Directions: Print all of the entries exactly, minus the pictures.

Given records:
'''
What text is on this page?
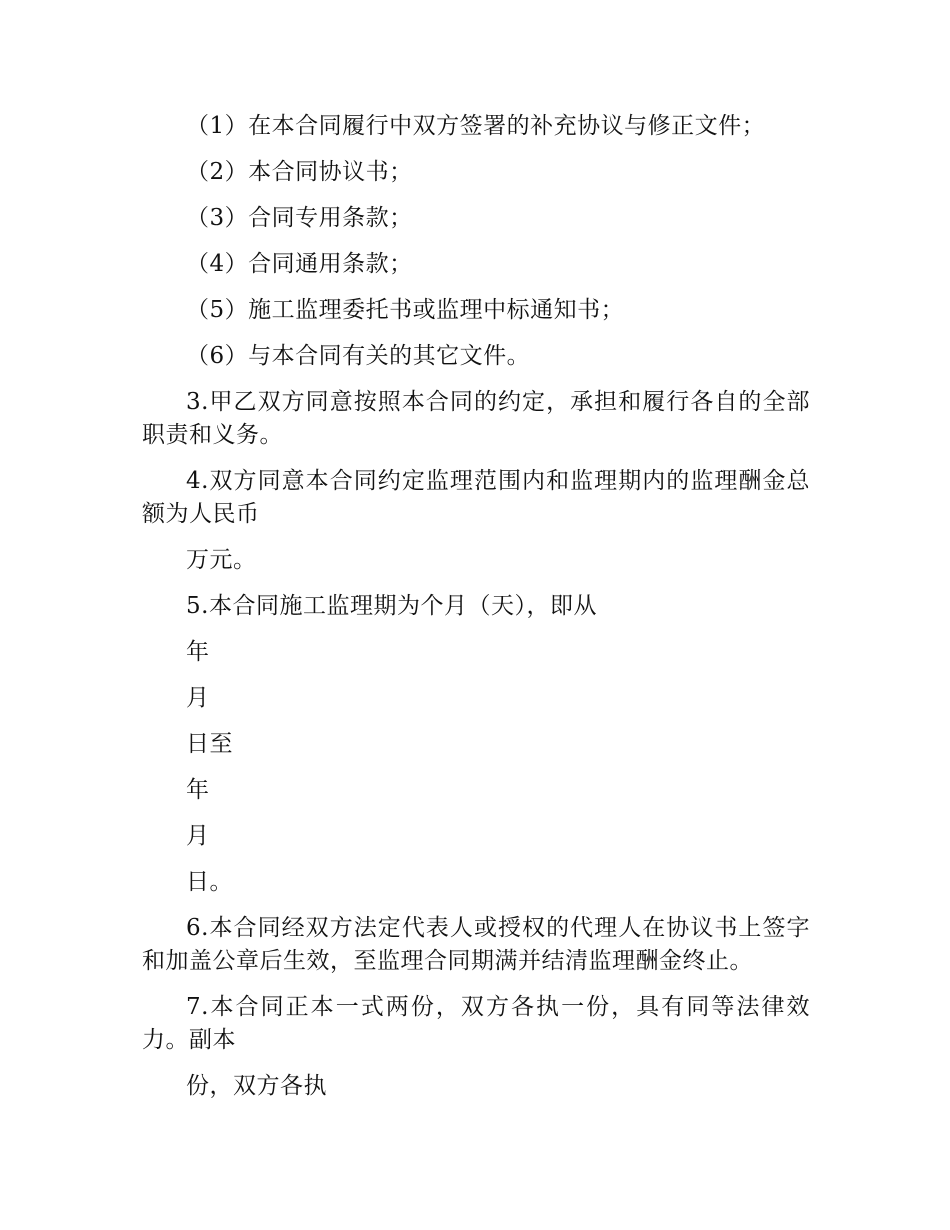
（1）在本合同履行中双方签署的补充协议与修正文件；

（2）本合同协议书；

（3）合同专用条款；

（4）合同通用条款；

（5）施工监理委托书或监理中标通知书；

（6）与本合同有关的其它文件。

3.甲乙双方同意按照本合同的约定，承担和履行各自的全部职责和义务。

4.双方同意本合同约定监理范围内和监理期内的监理酬金总额为人民币

万元。

5.本合同施工监理期为个月（天），即从

年

月

日至

年

月

日。

6.本合同经双方法定代表人或授权的代理人在协议书上签字和加盖公章后生效，至监理合同期满并结清监理酬金终止。

7.本合同正本一式两份，双方各执一份，具有同等法律效力。副本

份，双方各执
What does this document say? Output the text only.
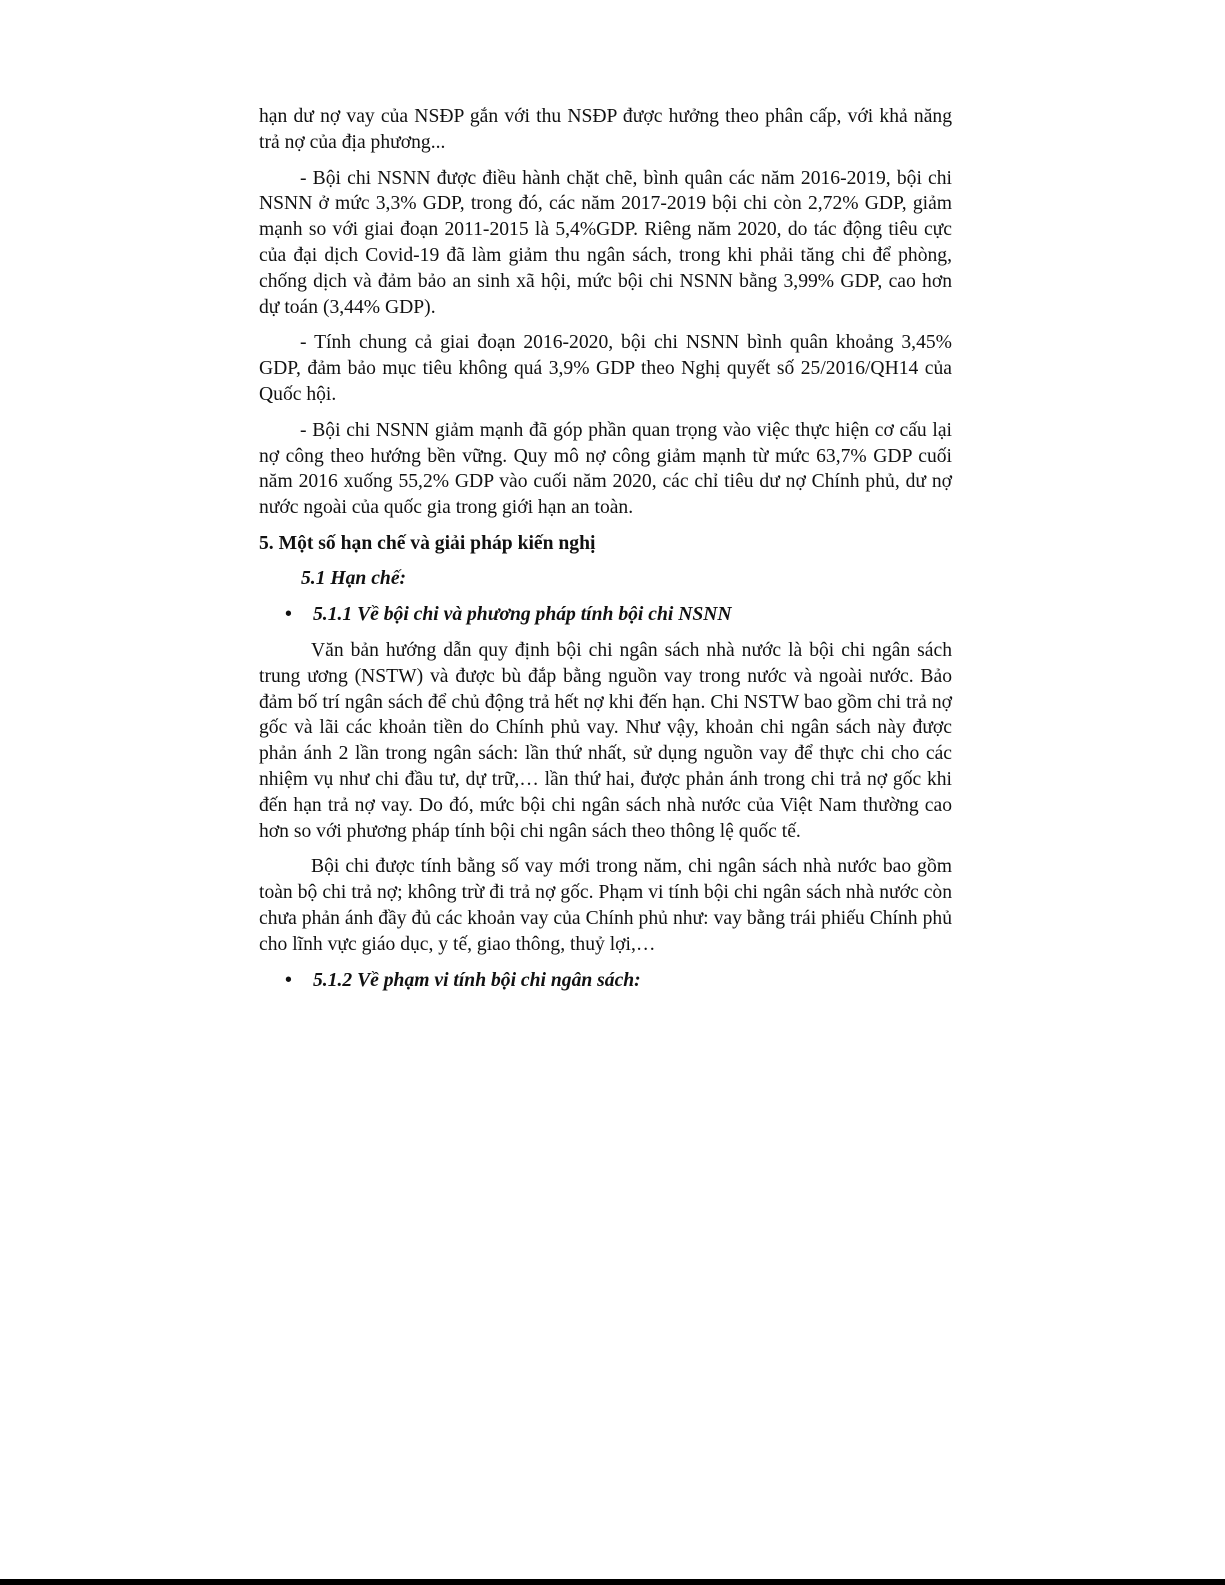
hạn dư nợ vay của NSĐP gắn với thu NSĐP được hưởng theo phân cấp, với khả năng trả nợ của địa phương...

- Bội chi NSNN được điều hành chặt chẽ, bình quân các năm 2016-2019, bội chi NSNN ở mức 3,3% GDP, trong đó, các năm 2017-2019 bội chi còn 2,72% GDP, giảm mạnh so với giai đoạn 2011-2015 là 5,4%GDP. Riêng năm 2020, do tác động tiêu cực của đại dịch Covid-19 đã làm giảm thu ngân sách, trong khi phải tăng chi để phòng, chống dịch và đảm bảo an sinh xã hội, mức bội chi NSNN bằng 3,99% GDP, cao hơn dự toán (3,44% GDP).

- Tính chung cả giai đoạn 2016-2020, bội chi NSNN bình quân khoảng 3,45% GDP, đảm bảo mục tiêu không quá 3,9% GDP theo Nghị quyết số 25/2016/QH14 của Quốc hội.

- Bội chi NSNN giảm mạnh đã góp phần quan trọng vào việc thực hiện cơ cấu lại nợ công theo hướng bền vững. Quy mô nợ công giảm mạnh từ mức 63,7% GDP cuối năm 2016 xuống 55,2% GDP vào cuối năm 2020, các chỉ tiêu dư nợ Chính phủ, dư nợ nước ngoài của quốc gia trong giới hạn an toàn.

5. Một số hạn chế và giải pháp kiến nghị
5.1 Hạn chế:
• 5.1.1 Về bội chi và phương pháp tính bội chi NSNN

Văn bản hướng dẫn quy định bội chi ngân sách nhà nước là bội chi ngân sách trung ương (NSTW) và được bù đắp bằng nguồn vay trong nước và ngoài nước. Bảo đảm bố trí ngân sách để chủ động trả hết nợ khi đến hạn. Chi NSTW bao gồm chi trả nợ gốc và lãi các khoản tiền do Chính phủ vay. Như vậy, khoản chi ngân sách này được phản ánh 2 lần trong ngân sách: lần thứ nhất, sử dụng nguồn vay để thực chi cho các nhiệm vụ như chi đầu tư, dự trữ,… lần thứ hai, được phản ánh trong chi trả nợ gốc khi đến hạn trả nợ vay. Do đó, mức bội chi ngân sách nhà nước của Việt Nam thường cao hơn so với phương pháp tính bội chi ngân sách theo thông lệ quốc tế.

Bội chi được tính bằng số vay mới trong năm, chi ngân sách nhà nước bao gồm toàn bộ chi trả nợ; không trừ đi trả nợ gốc. Phạm vi tính bội chi ngân sách nhà nước còn chưa phản ánh đầy đủ các khoản vay của Chính phủ như: vay bằng trái phiếu Chính phủ cho lĩnh vực giáo dục, y tế, giao thông, thuỷ lợi,…

• 5.1.2 Về phạm vi tính bội chi ngân sách:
'''
Answer to the problem:
What text is on this page?
（1）在本合同履行中双方签署的补充协议与修正文件；

（2）本合同协议书；

（3）合同专用条款；

（4）合同通用条款；

（5）施工监理委托书或监理中标通知书；

（6）与本合同有关的其它文件。

3.甲乙双方同意按照本合同的约定，承担和履行各自的全部职责和义务。

4.双方同意本合同约定监理范围内和监理期内的监理酬金总额为人民币

万元。

5.本合同施工监理期为个月（天），即从

年

月

日至

年

月

日。

6.本合同经双方法定代表人或授权的代理人在协议书上签字和加盖公章后生效，至监理合同期满并结清监理酬金终止。

7.本合同正本一式两份，双方各执一份，具有同等法律效力。副本

份，双方各执
What does this document say? Output the text only.
hạn dư nợ vay của NSĐP gắn với thu NSĐP được hưởng theo phân cấp, với khả năng trả nợ của địa phương...

- Bội chi NSNN được điều hành chặt chẽ, bình quân các năm 2016-2019, bội chi NSNN ở mức 3,3% GDP, trong đó, các năm 2017-2019 bội chi còn 2,72% GDP, giảm mạnh so với giai đoạn 2011-2015 là 5,4%GDP. Riêng năm 2020, do tác động tiêu cực của đại dịch Covid-19 đã làm giảm thu ngân sách, trong khi phải tăng chi để phòng, chống dịch và đảm bảo an sinh xã hội, mức bội chi NSNN bằng 3,99% GDP, cao hơn dự toán (3,44% GDP).

- Tính chung cả giai đoạn 2016-2020, bội chi NSNN bình quân khoảng 3,45% GDP, đảm bảo mục tiêu không quá 3,9% GDP theo Nghị quyết số 25/2016/QH14 của Quốc hội.

- Bội chi NSNN giảm mạnh đã góp phần quan trọng vào việc thực hiện cơ cấu lại nợ công theo hướng bền vững. Quy mô nợ công giảm mạnh từ mức 63,7% GDP cuối năm 2016 xuống 55,2% GDP vào cuối năm 2020, các chỉ tiêu dư nợ Chính phủ, dư nợ nước ngoài của quốc gia trong giới hạn an toàn.

5. Một số hạn chế và giải pháp kiến nghị
5.1 Hạn chế:
• 5.1.1 Về bội chi và phương pháp tính bội chi NSNN

Văn bản hướng dẫn quy định bội chi ngân sách nhà nước là bội chi ngân sách trung ương (NSTW) và được bù đắp bằng nguồn vay trong nước và ngoài nước. Bảo đảm bố trí ngân sách để chủ động trả hết nợ khi đến hạn. Chi NSTW bao gồm chi trả nợ gốc và lãi các khoản tiền do Chính phủ vay. Như vậy, khoản chi ngân sách này được phản ánh 2 lần trong ngân sách: lần thứ nhất, sử dụng nguồn vay để thực chi cho các nhiệm vụ như chi đầu tư, dự trữ,… lần thứ hai, được phản ánh trong chi trả nợ gốc khi đến hạn trả nợ vay. Do đó, mức bội chi ngân sách nhà nước của Việt Nam thường cao hơn so với phương pháp tính bội chi ngân sách theo thông lệ quốc tế.

Bội chi được tính bằng số vay mới trong năm, chi ngân sách nhà nước bao gồm toàn bộ chi trả nợ; không trừ đi trả nợ gốc. Phạm vi tính bội chi ngân sách nhà nước còn chưa phản ánh đầy đủ các khoản vay của Chính phủ như: vay bằng trái phiếu Chính phủ cho lĩnh vực giáo dục, y tế, giao thông, thuỷ lợi,…

• 5.1.2 Về phạm vi tính bội chi ngân sách:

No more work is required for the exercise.